__WHAT TO DO__.
Copy out each line that has "title" in it.

__EXCERPTED RECORDS__.

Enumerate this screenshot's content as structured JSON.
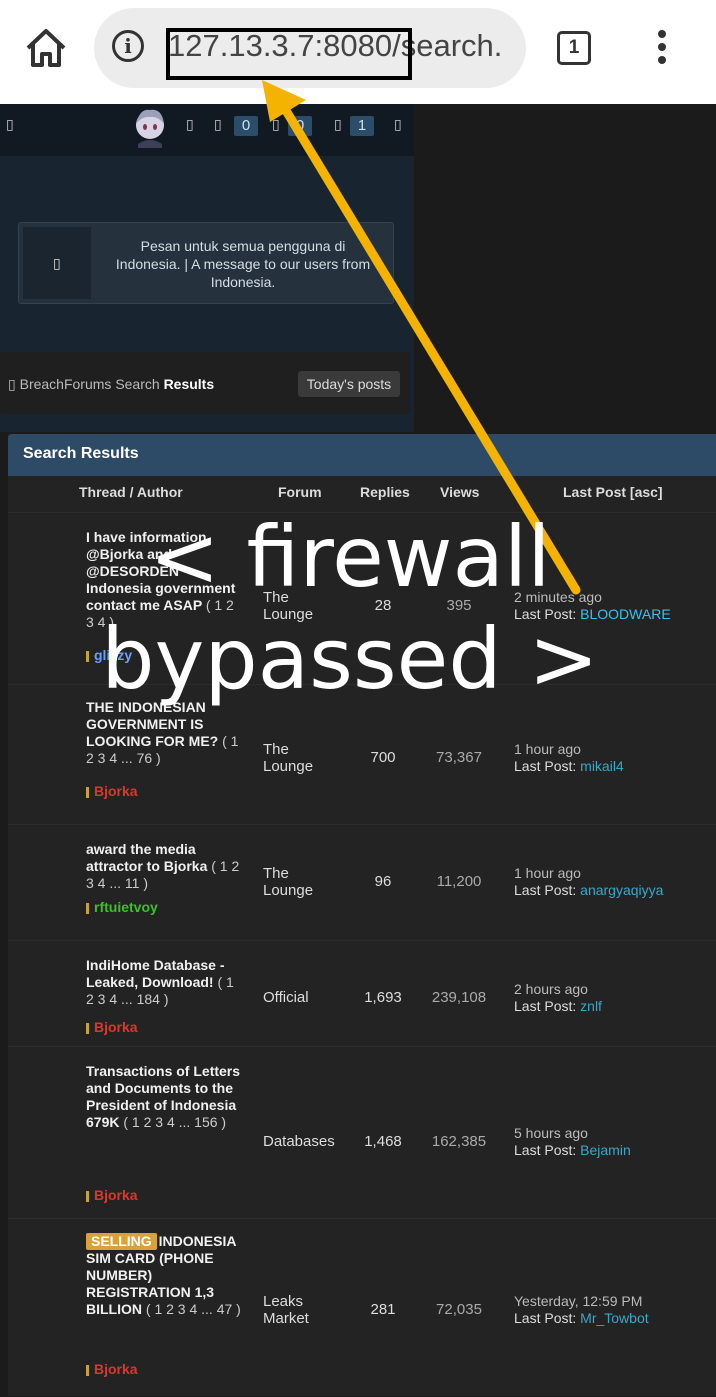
{
  "browser": {
    "url": "127.13.3.7:8080/search.",
    "tab_count": "1",
    "info_glyph": "i"
  },
  "header": {
    "glyphs": [
      "▯",
      "▯",
      "▯",
      "▯",
      "▯",
      "▯"
    ],
    "counters": [
      "0",
      "0",
      "1"
    ]
  },
  "notice": {
    "icon": "▯",
    "text": "Pesan untuk semua pengguna di Indonesia. | A message to our users from Indonesia."
  },
  "breadcrumb": {
    "icon": "▯",
    "site": "BreachForums",
    "section": "Search",
    "current": "Results",
    "todays_posts": "Today's posts"
  },
  "results": {
    "heading": "Search Results",
    "columns": {
      "thread": "Thread / Author",
      "forum": "Forum",
      "replies": "Replies",
      "views": "Views",
      "last_post": "Last Post [asc]"
    },
    "last_post_label": "Last Post: ",
    "rows": [
      {
        "title": "I have information @Bjorka and @DESORDEN Indonesia government contact me ASAP",
        "pages": "( 1 2 3 4 )",
        "tag": "",
        "author": "glizzy",
        "author_color": "#6aa0ff",
        "forum": "The Lounge",
        "replies": "28",
        "views": "395",
        "time": "2 minutes ago",
        "user": "BLOODWARE",
        "user_color": "#36c2f0"
      },
      {
        "title": "THE INDONESIAN GOVERNMENT IS LOOKING FOR ME?",
        "pages": "( 1 2 3 4 ... 76 )",
        "tag": "",
        "author": "Bjorka",
        "author_color": "#d9382d",
        "forum": "The Lounge",
        "replies": "700",
        "views": "73,367",
        "time": "1 hour ago",
        "user": "mikail4",
        "user_color": "#38a8c9"
      },
      {
        "title": "award the media attractor to Bjorka",
        "pages": "( 1 2 3 4 ... 11 )",
        "tag": "",
        "author": "rftuietvoy",
        "author_color": "#3fbf2c",
        "forum": "The Lounge",
        "replies": "96",
        "views": "11,200",
        "time": "1 hour ago",
        "user": "anargyaqiyya",
        "user_color": "#38a8c9"
      },
      {
        "title": "IndiHome Database - Leaked, Download!",
        "pages": "( 1 2 3 4 ... 184 )",
        "tag": "",
        "author": "Bjorka",
        "author_color": "#d9382d",
        "forum": "Official",
        "replies": "1,693",
        "views": "239,108",
        "time": "2 hours ago",
        "user": "znlf",
        "user_color": "#38a8c9"
      },
      {
        "title": "Transactions of Letters and Documents to the President of Indonesia 679K",
        "pages": "( 1 2 3 4 ... 156 )",
        "tag": "",
        "author": "Bjorka",
        "author_color": "#d9382d",
        "forum": "Databases",
        "replies": "1,468",
        "views": "162,385",
        "time": "5 hours ago",
        "user": "Bejamin",
        "user_color": "#38a8c9"
      },
      {
        "title": "INDONESIA SIM CARD (PHONE NUMBER) REGISTRATION 1,3 BILLION",
        "pages": "( 1 2 3 4 ... 47 )",
        "tag": "SELLING",
        "author": "Bjorka",
        "author_color": "#d9382d",
        "forum": "Leaks Market",
        "replies": "281",
        "views": "72,035",
        "time": "Yesterday, 12:59 PM",
        "user": "Mr_Towbot",
        "user_color": "#38a8c9"
      }
    ]
  },
  "overlay": {
    "text": "< firewall bypassed >",
    "arrow_color": "#f5b301"
  }
}
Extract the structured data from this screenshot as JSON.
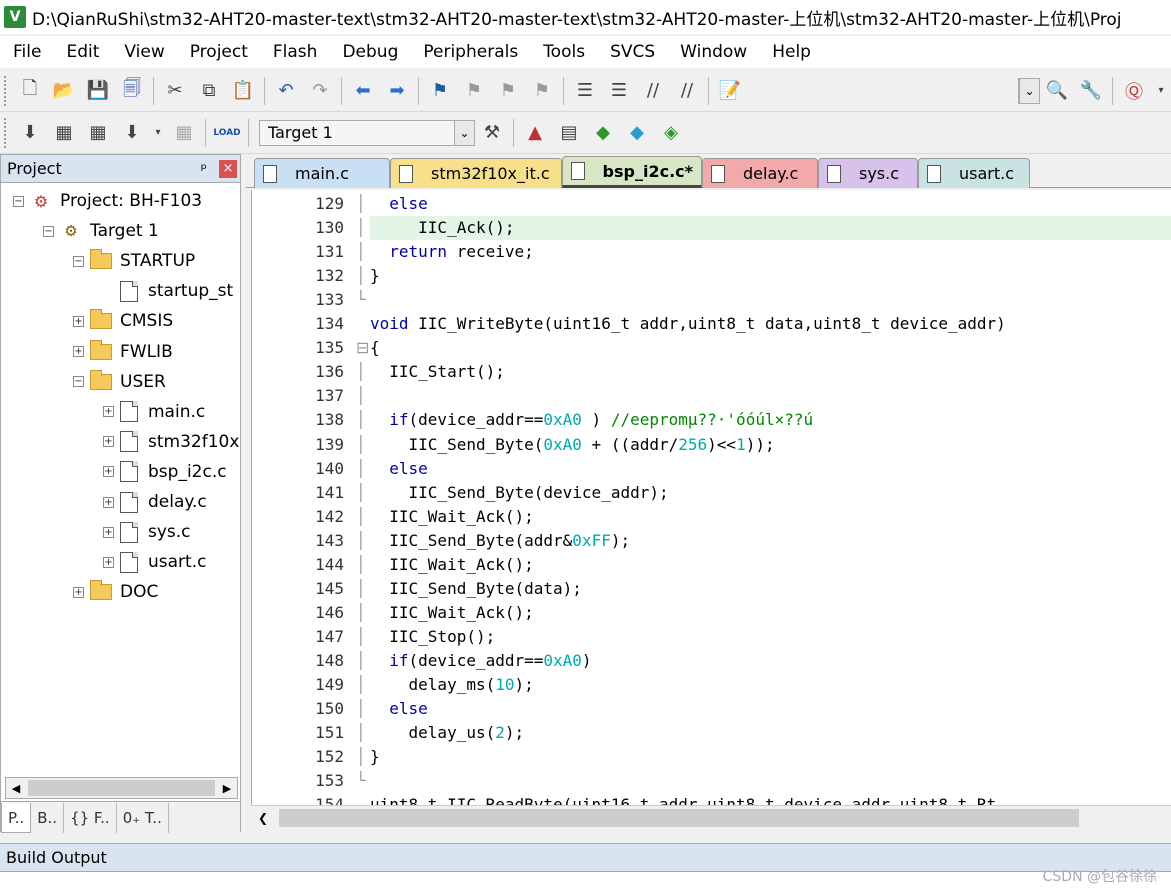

__RESPONSE FOR THIS EXERCISE__.
        "title": "I have information @Bjorka and @DESORDEN Indonesia government contact me ASAP",
        "title": "THE INDONESIAN GOVERNMENT IS LOOKING FOR ME?",
        "title": "award the media attractor to Bjorka",
        "title": "IndiHome Database - Leaked, Download!",
        "title": "Transactions of Letters and Documents to the President of Indonesia 679K",
        "title": "INDONESIA SIM CARD (PHONE NUMBER) REGISTRATION 1,3 BILLION",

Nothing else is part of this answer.